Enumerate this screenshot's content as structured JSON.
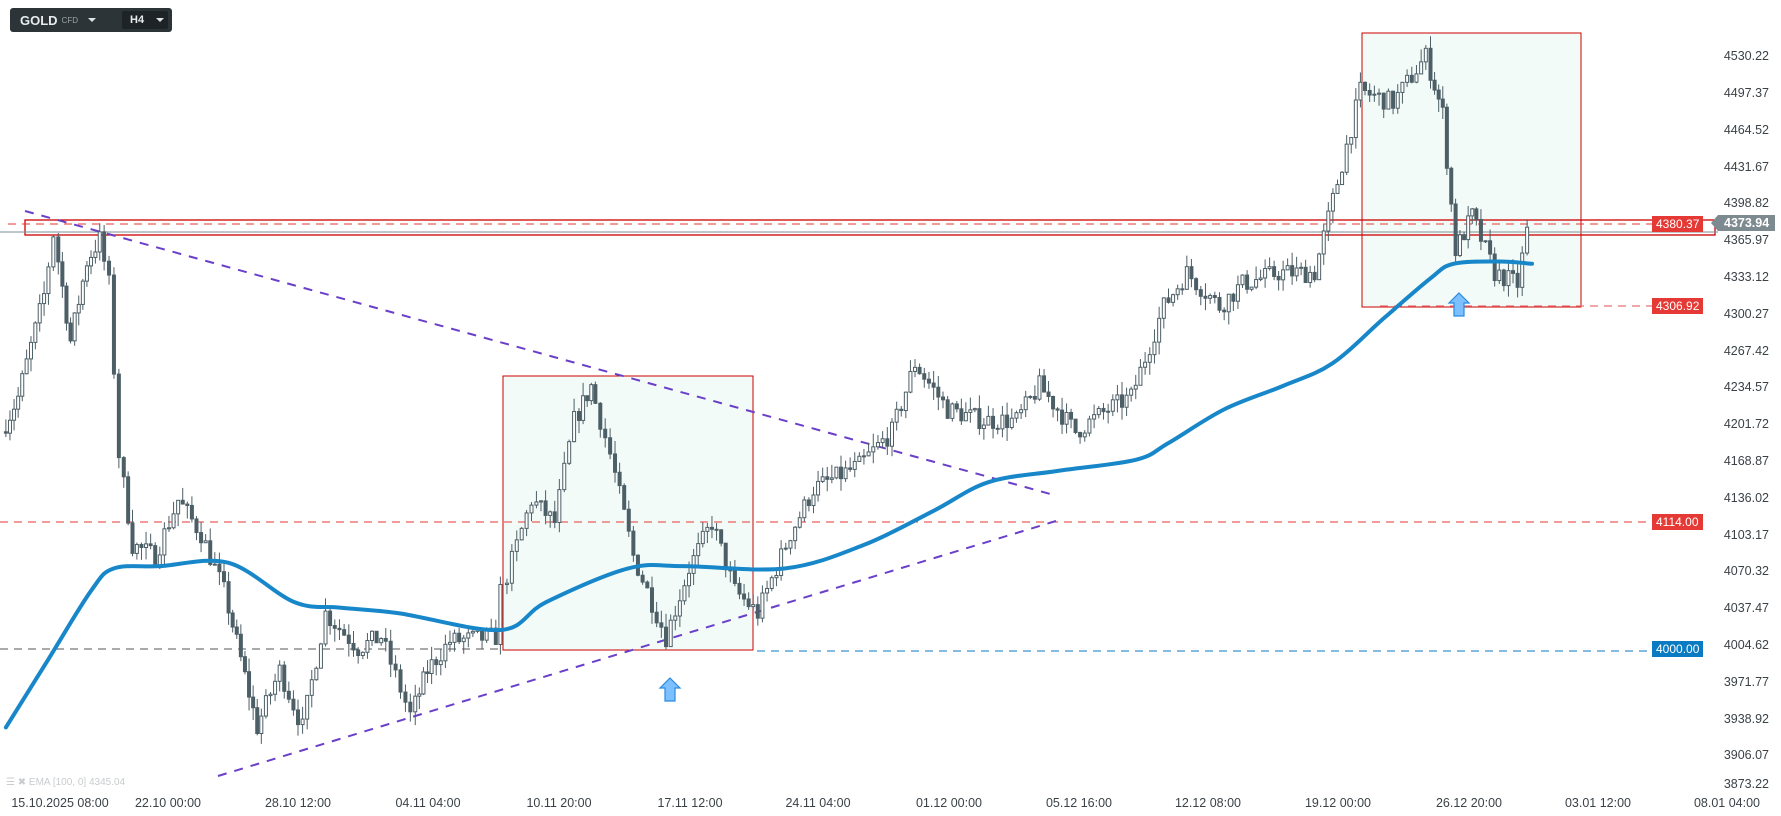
{
  "toolbar": {
    "symbol": "GOLD",
    "instrument_type": "CFD",
    "timeframe": "H4"
  },
  "indicator_legend": "EMA [100, 0] 4345.04",
  "colors": {
    "bull_body": "#ffffff",
    "bear_body": "#4c5e66",
    "ema": "#1787c9",
    "zone": "#cc0000",
    "trendline": "#6a3fc9",
    "support_tag": "#0a7ac2",
    "resistance_tag": "#e53935"
  },
  "chart_data": {
    "type": "candlestick",
    "price_axis": [
      "4530.22",
      "4497.37",
      "4464.52",
      "4431.67",
      "4398.82",
      "4365.97",
      "4333.12",
      "4300.27",
      "4267.42",
      "4234.57",
      "4201.72",
      "4168.87",
      "4136.02",
      "4103.17",
      "4070.32",
      "4037.47",
      "4004.62",
      "3971.77",
      "3938.92",
      "3906.07",
      "3873.22"
    ],
    "time_axis": [
      "15.10.2025  08:00",
      "22.10  00:00",
      "28.10  12:00",
      "04.11  04:00",
      "10.11  20:00",
      "17.11  12:00",
      "24.11  04:00",
      "01.12  00:00",
      "05.12  16:00",
      "12.12  08:00",
      "19.12  00:00",
      "26.12  20:00",
      "03.01  12:00",
      "08.01  04:00"
    ],
    "ylim": [
      3873.22,
      4540
    ],
    "current_price": "4373.94",
    "levels": [
      {
        "price": "4380.37",
        "style": "dashed",
        "color": "#e53935"
      },
      {
        "price": "4306.92",
        "style": "dashed",
        "color": "#e53935"
      },
      {
        "price": "4114.00",
        "style": "dashed",
        "color": "#e53935"
      },
      {
        "price": "4000.00",
        "style": "dashed",
        "color": "#0a7ac2"
      }
    ],
    "resistance_zone": [
      4366,
      4381
    ],
    "close_path": [
      [
        "12.10 20:00",
        4195
      ],
      [
        "13.10 16:00",
        4226
      ],
      [
        "15.10 00:00",
        4317
      ],
      [
        "15.10 12:00",
        4372
      ],
      [
        "16.10 08:00",
        4276
      ],
      [
        "17.10 04:00",
        4347
      ],
      [
        "17.10 20:00",
        4367
      ],
      [
        "18.10 08:00",
        4327
      ],
      [
        "18.10 20:00",
        4175
      ],
      [
        "19.10 12:00",
        4094
      ],
      [
        "20.10 16:00",
        4084
      ],
      [
        "21.10 20:00",
        4134
      ],
      [
        "23.10 00:00",
        4104
      ],
      [
        "24.10 04:00",
        4053
      ],
      [
        "25.10 00:00",
        3992
      ],
      [
        "25.10 20:00",
        3931
      ],
      [
        "27.10 00:00",
        3982
      ],
      [
        "28.10 04:00",
        3931
      ],
      [
        "29.10 08:00",
        4033
      ],
      [
        "31.10 00:00",
        4002
      ],
      [
        "01.11 04:00",
        4012
      ],
      [
        "02.11 16:00",
        3942
      ],
      [
        "03.11 12:00",
        3982
      ],
      [
        "04.11 16:00",
        4008
      ],
      [
        "07.11 00:00",
        4012
      ],
      [
        "07.11 08:00",
        4053
      ],
      [
        "08.11 20:00",
        4134
      ],
      [
        "10.11 00:00",
        4114
      ],
      [
        "11.11 00:00",
        4205
      ],
      [
        "11.11 20:00",
        4236
      ],
      [
        "12.11 20:00",
        4175
      ],
      [
        "14.11 00:00",
        4084
      ],
      [
        "15.11 16:00",
        4012
      ],
      [
        "16.11 20:00",
        4073
      ],
      [
        "18.11 00:00",
        4114
      ],
      [
        "19.11 04:00",
        4053
      ],
      [
        "20.11 08:00",
        4033
      ],
      [
        "22.11 00:00",
        4104
      ],
      [
        "23.11 04:00",
        4144
      ],
      [
        "25.11 12:00",
        4165
      ],
      [
        "27.11 04:00",
        4195
      ],
      [
        "28.11 08:00",
        4256
      ],
      [
        "30.11 00:00",
        4215
      ],
      [
        "01.12 20:00",
        4205
      ],
      [
        "03.12 12:00",
        4205
      ],
      [
        "04.12 16:00",
        4236
      ],
      [
        "06.12 12:00",
        4195
      ],
      [
        "08.12 04:00",
        4215
      ],
      [
        "09.12 08:00",
        4226
      ],
      [
        "11.12 00:00",
        4307
      ],
      [
        "12.12 04:00",
        4337
      ],
      [
        "13.12 20:00",
        4307
      ],
      [
        "15.12 00:00",
        4327
      ],
      [
        "16.12 20:00",
        4337
      ],
      [
        "18.12 16:00",
        4337
      ],
      [
        "19.12 20:00",
        4418
      ],
      [
        "21.12 00:00",
        4499
      ],
      [
        "22.12 16:00",
        4489
      ],
      [
        "24.12 08:00",
        4530
      ],
      [
        "25.12 04:00",
        4479
      ],
      [
        "25.12 20:00",
        4357
      ],
      [
        "26.12 16:00",
        4388
      ],
      [
        "27.12 20:00",
        4337
      ],
      [
        "29.12 00:00",
        4327
      ],
      [
        "29.12 12:00",
        4374
      ]
    ],
    "ema_100": [
      [
        "12.10 20:00",
        3931
      ],
      [
        "15.10 00:00",
        3992
      ],
      [
        "17.10 04:00",
        4053
      ],
      [
        "18.10 08:00",
        4073
      ],
      [
        "20.10 16:00",
        4075
      ],
      [
        "24.10 04:00",
        4078
      ],
      [
        "27.10 12:00",
        4043
      ],
      [
        "29.10 20:00",
        4038
      ],
      [
        "01.11 20:00",
        4033
      ],
      [
        "07.11 00:00",
        4018
      ],
      [
        "09.11 08:00",
        4043
      ],
      [
        "13.11 12:00",
        4073
      ],
      [
        "16.11 08:00",
        4075
      ],
      [
        "21.11 12:00",
        4073
      ],
      [
        "25.11 12:00",
        4094
      ],
      [
        "29.11 00:00",
        4124
      ],
      [
        "01.12 20:00",
        4150
      ],
      [
        "05.12 08:00",
        4160
      ],
      [
        "09.12 08:00",
        4170
      ],
      [
        "11.12 00:00",
        4185
      ],
      [
        "13.12 20:00",
        4215
      ],
      [
        "16.12 20:00",
        4236
      ],
      [
        "19.12 08:00",
        4256
      ],
      [
        "22.12 00:00",
        4297
      ],
      [
        "24.12 08:00",
        4332
      ],
      [
        "25.12 12:00",
        4345
      ],
      [
        "27.12 20:00",
        4347
      ],
      [
        "29.12 12:00",
        4345
      ]
    ]
  }
}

+++

__PROBLEM REQUIREMENTS__:
Extract the entries in full, exactly as they are, minus the pictures.

__EXERCISE SOLUTION__:
Enumerate this screenshot's content as structured JSON.
{
  "toolbar": {
    "symbol": "GOLD",
    "instrument_type": "CFD",
    "timeframe": "H4"
  },
  "indicator_legend": "EMA [100, 0] 4345.04",
  "colors": {
    "bull_body": "#ffffff",
    "bear_body": "#4c5e66",
    "ema": "#1787c9",
    "zone": "#cc0000",
    "trendline": "#6a3fc9",
    "support_tag": "#0a7ac2",
    "resistance_tag": "#e53935"
  },
  "chart_data": {
    "type": "candlestick",
    "price_axis": [
      "4530.22",
      "4497.37",
      "4464.52",
      "4431.67",
      "4398.82",
      "4365.97",
      "4333.12",
      "4300.27",
      "4267.42",
      "4234.57",
      "4201.72",
      "4168.87",
      "4136.02",
      "4103.17",
      "4070.32",
      "4037.47",
      "4004.62",
      "3971.77",
      "3938.92",
      "3906.07",
      "3873.22"
    ],
    "time_axis": [
      "15.10.2025  08:00",
      "22.10  00:00",
      "28.10  12:00",
      "04.11  04:00",
      "10.11  20:00",
      "17.11  12:00",
      "24.11  04:00",
      "01.12  00:00",
      "05.12  16:00",
      "12.12  08:00",
      "19.12  00:00",
      "26.12  20:00",
      "03.01  12:00",
      "08.01  04:00"
    ],
    "ylim": [
      3873.22,
      4540
    ],
    "current_price": "4373.94",
    "levels": [
      {
        "price": "4380.37",
        "style": "dashed",
        "color": "#e53935"
      },
      {
        "price": "4306.92",
        "style": "dashed",
        "color": "#e53935"
      },
      {
        "price": "4114.00",
        "style": "dashed",
        "color": "#e53935"
      },
      {
        "price": "4000.00",
        "style": "dashed",
        "color": "#0a7ac2"
      }
    ],
    "resistance_zone": [
      4366,
      4381
    ],
    "close_path": [
      [
        "12.10 20:00",
        4195
      ],
      [
        "13.10 16:00",
        4226
      ],
      [
        "15.10 00:00",
        4317
      ],
      [
        "15.10 12:00",
        4372
      ],
      [
        "16.10 08:00",
        4276
      ],
      [
        "17.10 04:00",
        4347
      ],
      [
        "17.10 20:00",
        4367
      ],
      [
        "18.10 08:00",
        4327
      ],
      [
        "18.10 20:00",
        4175
      ],
      [
        "19.10 12:00",
        4094
      ],
      [
        "20.10 16:00",
        4084
      ],
      [
        "21.10 20:00",
        4134
      ],
      [
        "23.10 00:00",
        4104
      ],
      [
        "24.10 04:00",
        4053
      ],
      [
        "25.10 00:00",
        3992
      ],
      [
        "25.10 20:00",
        3931
      ],
      [
        "27.10 00:00",
        3982
      ],
      [
        "28.10 04:00",
        3931
      ],
      [
        "29.10 08:00",
        4033
      ],
      [
        "31.10 00:00",
        4002
      ],
      [
        "01.11 04:00",
        4012
      ],
      [
        "02.11 16:00",
        3942
      ],
      [
        "03.11 12:00",
        3982
      ],
      [
        "04.11 16:00",
        4008
      ],
      [
        "07.11 00:00",
        4012
      ],
      [
        "07.11 08:00",
        4053
      ],
      [
        "08.11 20:00",
        4134
      ],
      [
        "10.11 00:00",
        4114
      ],
      [
        "11.11 00:00",
        4205
      ],
      [
        "11.11 20:00",
        4236
      ],
      [
        "12.11 20:00",
        4175
      ],
      [
        "14.11 00:00",
        4084
      ],
      [
        "15.11 16:00",
        4012
      ],
      [
        "16.11 20:00",
        4073
      ],
      [
        "18.11 00:00",
        4114
      ],
      [
        "19.11 04:00",
        4053
      ],
      [
        "20.11 08:00",
        4033
      ],
      [
        "22.11 00:00",
        4104
      ],
      [
        "23.11 04:00",
        4144
      ],
      [
        "25.11 12:00",
        4165
      ],
      [
        "27.11 04:00",
        4195
      ],
      [
        "28.11 08:00",
        4256
      ],
      [
        "30.11 00:00",
        4215
      ],
      [
        "01.12 20:00",
        4205
      ],
      [
        "03.12 12:00",
        4205
      ],
      [
        "04.12 16:00",
        4236
      ],
      [
        "06.12 12:00",
        4195
      ],
      [
        "08.12 04:00",
        4215
      ],
      [
        "09.12 08:00",
        4226
      ],
      [
        "11.12 00:00",
        4307
      ],
      [
        "12.12 04:00",
        4337
      ],
      [
        "13.12 20:00",
        4307
      ],
      [
        "15.12 00:00",
        4327
      ],
      [
        "16.12 20:00",
        4337
      ],
      [
        "18.12 16:00",
        4337
      ],
      [
        "19.12 20:00",
        4418
      ],
      [
        "21.12 00:00",
        4499
      ],
      [
        "22.12 16:00",
        4489
      ],
      [
        "24.12 08:00",
        4530
      ],
      [
        "25.12 04:00",
        4479
      ],
      [
        "25.12 20:00",
        4357
      ],
      [
        "26.12 16:00",
        4388
      ],
      [
        "27.12 20:00",
        4337
      ],
      [
        "29.12 00:00",
        4327
      ],
      [
        "29.12 12:00",
        4374
      ]
    ],
    "ema_100": [
      [
        "12.10 20:00",
        3931
      ],
      [
        "15.10 00:00",
        3992
      ],
      [
        "17.10 04:00",
        4053
      ],
      [
        "18.10 08:00",
        4073
      ],
      [
        "20.10 16:00",
        4075
      ],
      [
        "24.10 04:00",
        4078
      ],
      [
        "27.10 12:00",
        4043
      ],
      [
        "29.10 20:00",
        4038
      ],
      [
        "01.11 20:00",
        4033
      ],
      [
        "07.11 00:00",
        4018
      ],
      [
        "09.11 08:00",
        4043
      ],
      [
        "13.11 12:00",
        4073
      ],
      [
        "16.11 08:00",
        4075
      ],
      [
        "21.11 12:00",
        4073
      ],
      [
        "25.11 12:00",
        4094
      ],
      [
        "29.11 00:00",
        4124
      ],
      [
        "01.12 20:00",
        4150
      ],
      [
        "05.12 08:00",
        4160
      ],
      [
        "09.12 08:00",
        4170
      ],
      [
        "11.12 00:00",
        4185
      ],
      [
        "13.12 20:00",
        4215
      ],
      [
        "16.12 20:00",
        4236
      ],
      [
        "19.12 08:00",
        4256
      ],
      [
        "22.12 00:00",
        4297
      ],
      [
        "24.12 08:00",
        4332
      ],
      [
        "25.12 12:00",
        4345
      ],
      [
        "27.12 20:00",
        4347
      ],
      [
        "29.12 12:00",
        4345
      ]
    ]
  }
}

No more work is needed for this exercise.